Complete the following –
1 > List every statutory provision that the harassment case history cites as a basis for the plaintiff's causes of action.
2 > Translate this sentence from the harassment case history into Spanish: "Plaintiff was hired by the city in 1989 and became a building inspector in 1990."
3 > Pick up the harassment case history after its final sentence and continue the account of the trial evidence.

Source document –
════════════════

Factual and Procedural History

In October 2002, plaintiff filed a complaint against the city alleging causes of action for harassment under Government Code section 12940, subdivision (j), and retaliation under section 12940, subdivision (h) and Labor Code section 1102.5. Shortly thereafter she filed a first amended complaint that added the allegations that from the time that she was hired in 1989 until she went on disability leave in April 2001, she was subjected to “repeated and continuous acts of harassment and intimidation by her fellow male Building Inspectors . . . .” The complaint alleges that plaintiff filed a charge of discrimination against the city with the DFEH on September 28, 2001 and was issued a notice of her right to bring a civil action on October 1, 2001.

All statutory references are to the Government Code unless otherwise noted.

Prior to trial, the city made a “motion in limine to exclude any and all claims, evidence and/or facts regarding events that occurred prior to September 27, 2000, which is one year prior to the date plaintiff filed her charge with the DFEH.” The city argued that the admissibility of the evidence should be determined prior to trial to avoid the extreme prejudice that would result if the evidence was presented to the jury and later determined to be inadmissible. The court recognized the potential for prejudice but denied the motion, concluding that the admissibility of the evidence would be considered as it was presented.

The following evidence was presented at trial:

Plaintiff was hired by the city in 1989 and became a building inspector in 1990. At the time she was the only female building inspector in the inspection division.

When plaintiff first started working in the building department, she received a cold reception and was made to feel like she did not belong there. Her male colleagues subjected her to taunts and demeaning comments about her job performance and her appearance. They commented that her questions were “stupid” and that “only a girl would ask something like that.” They would snicker and make faces when she spoke during meetings. They ostracized her and refused to discuss work issues with her. Her male coworkers scrutinized her work in an effort to find errors they could report to their supervisors. Dennis Belrose, for example, took pictures of construction at a project plaintiff already approved and interfered with the project to such an extent that the contractor complained to the city. On another occasion, Belrose entered property without permission to photograph an over-sized plumbing fixture plaintiff had approved and displayed the picture around the office in an effort to embarrass her.

════════════════

Data block –

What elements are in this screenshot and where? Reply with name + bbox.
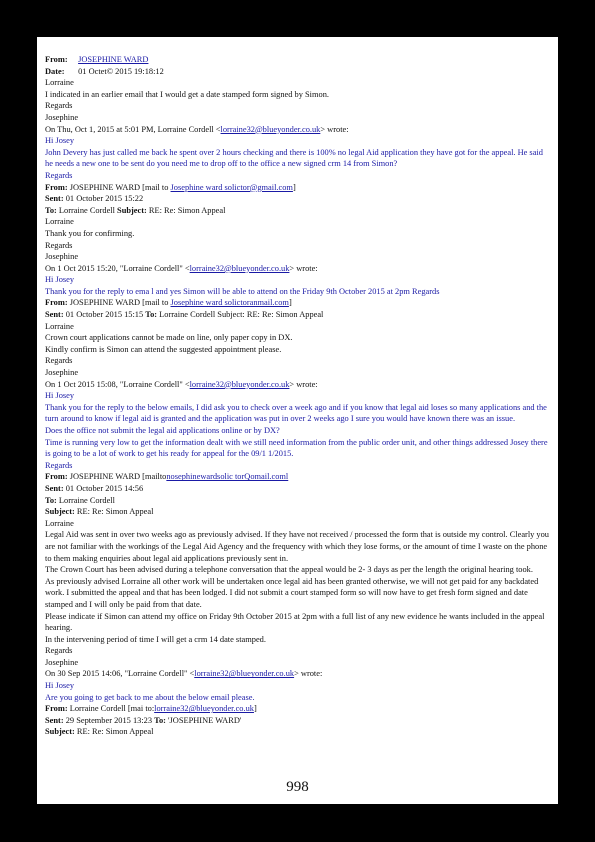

════════════════

Task answers –
1 >
- Government Code section 12940, subdivision (j)
- Government Code section 12940, subdivision (h)
- Labor Code section 1102.5

2 > La demandante fue contratada por la ciudad en 1989 y se convirtió en inspectora de edificios en 1990.

3 >
In November 1991, plaintiff was conducting an inspection when she found a pair of bloody women’s underwear and a bra in the back of her truck. She suspected that her coworkers had placed the soiled underwear in her truck and that they were harassing her because of her gender. She reported the incident to her supervisor. Although plaintiff did not want anyone to know about the incident, her supervisor asked the city attorney’s office to investigate.

Hayward Police Officer Phil Ribera conducted an investigation of the November 1991 incident as well as 14 or 15 additional incidents involving plaintiff, including claims by Belrose and others that plaintiff was making mistakes at work, that she had received an improper gratuity from a developer, and that she was harassing the coworkers. Ribera’s written investigation report concluded that there appeared “to be a pattern of ongoing, on-the-job harassment of Margaret Dufresne by some of her coworkers.” The report continued, “It is my opinion that the forms that the harassment has taken have been obvious enough and have occurred over a long enough period of time that harsh corrective action should have been taken with those responsible long before now. [¶] . . . [¶] It should also be noted that neither of the other two combination inspectors complained of harassment . . . . It was not said, but was implied, that the fact that Dufresne is a female could be the reason that she . . . was targeted.” In response to Ribera’s report, Director of Community and Economic Development Sylvia Ehrenthal sent notices to both plaintiff and the building department staff informing them of the investigation and reminding them of the city’s policy against gender harassment. The notice advised the staff that there “appears to be a pattern of ongoing on-the job-harassment of [plaintiff] by some of her coworkers” and warned that “[f]urther investigation of specific incidents of harassment may lead to disciplinary action.” Ehrenthal’s note to plaintiff expressed “regret over the inappropriate and unfair treatment [she had] received from some coworkers” and promised that she and the city building official would “do everything within [their] power to assure that there is no repetition of discriminatory or harassing activity against [her].”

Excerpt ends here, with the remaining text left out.